◆ GOAL ◆
Look through the listing and locate every line containing the word "dimensional"; copy those lines.

* begin GIVEN DATA *

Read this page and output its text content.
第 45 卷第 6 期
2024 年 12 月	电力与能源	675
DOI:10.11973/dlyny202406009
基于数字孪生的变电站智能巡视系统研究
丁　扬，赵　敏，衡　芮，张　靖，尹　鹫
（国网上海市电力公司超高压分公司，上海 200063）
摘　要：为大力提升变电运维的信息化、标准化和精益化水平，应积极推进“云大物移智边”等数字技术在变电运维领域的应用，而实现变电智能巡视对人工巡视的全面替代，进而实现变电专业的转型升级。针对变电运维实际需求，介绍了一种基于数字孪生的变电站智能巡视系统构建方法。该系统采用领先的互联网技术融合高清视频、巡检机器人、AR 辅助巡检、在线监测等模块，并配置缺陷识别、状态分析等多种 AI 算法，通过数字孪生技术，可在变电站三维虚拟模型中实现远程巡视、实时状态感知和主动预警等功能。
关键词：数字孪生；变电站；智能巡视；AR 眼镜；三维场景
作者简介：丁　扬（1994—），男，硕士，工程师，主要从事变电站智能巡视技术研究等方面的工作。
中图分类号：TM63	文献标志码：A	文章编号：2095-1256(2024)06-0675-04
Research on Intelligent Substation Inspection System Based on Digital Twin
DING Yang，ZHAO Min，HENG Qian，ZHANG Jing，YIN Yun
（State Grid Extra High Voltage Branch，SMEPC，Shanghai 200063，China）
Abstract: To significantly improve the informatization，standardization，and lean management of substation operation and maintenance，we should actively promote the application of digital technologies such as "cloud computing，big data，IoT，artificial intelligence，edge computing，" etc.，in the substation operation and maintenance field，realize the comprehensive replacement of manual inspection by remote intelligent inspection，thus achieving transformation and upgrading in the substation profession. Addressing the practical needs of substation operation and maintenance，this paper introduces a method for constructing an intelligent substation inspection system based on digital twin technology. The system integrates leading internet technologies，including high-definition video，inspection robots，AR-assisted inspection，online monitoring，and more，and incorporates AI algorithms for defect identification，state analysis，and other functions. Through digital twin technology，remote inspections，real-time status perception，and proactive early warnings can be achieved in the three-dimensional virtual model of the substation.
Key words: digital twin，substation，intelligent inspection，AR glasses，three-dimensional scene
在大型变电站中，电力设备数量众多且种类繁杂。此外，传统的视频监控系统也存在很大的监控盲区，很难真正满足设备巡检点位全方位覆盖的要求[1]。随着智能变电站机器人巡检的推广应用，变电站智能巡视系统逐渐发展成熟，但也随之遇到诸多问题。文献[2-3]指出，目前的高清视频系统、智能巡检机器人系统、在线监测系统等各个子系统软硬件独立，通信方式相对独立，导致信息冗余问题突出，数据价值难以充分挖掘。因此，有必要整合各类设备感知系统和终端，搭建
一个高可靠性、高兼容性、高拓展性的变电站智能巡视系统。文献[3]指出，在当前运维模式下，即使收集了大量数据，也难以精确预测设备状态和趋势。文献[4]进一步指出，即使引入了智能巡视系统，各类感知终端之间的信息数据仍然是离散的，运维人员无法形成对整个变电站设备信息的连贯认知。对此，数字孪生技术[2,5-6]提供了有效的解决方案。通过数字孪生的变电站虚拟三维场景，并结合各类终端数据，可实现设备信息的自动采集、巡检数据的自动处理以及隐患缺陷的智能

* end GIVEN DATA *

◆ FINISHED ANSWER ◆
Abstract: To significantly improve the informatization，standardization，and lean management of substation operation and maintenance，we should actively promote the application of digital technologies such as "cloud computing，big data，IoT，artificial intelligence，edge computing，" etc.，in the substation operation and maintenance field，realize the comprehensive replacement of manual inspection by remote intelligent inspection，thus achieving transformation and upgrading in the substation profession. Addressing the practical needs of substation operation and maintenance，this paper introduces a method for constructing an intelligent substation inspection system based on digital twin technology. The system integrates leading internet technologies，including high-definition video，inspection robots，AR-assisted inspection，online monitoring，and more，and incorporates AI algorithms for defect identification，state analysis，and other functions. Through digital twin technology，remote inspections，real-time status perception，and proactive early warnings can be achieved in the three-dimensional virtual model of the substation.
Key words: digital twin，substation，intelligent inspection，AR glasses，three-dimensional scene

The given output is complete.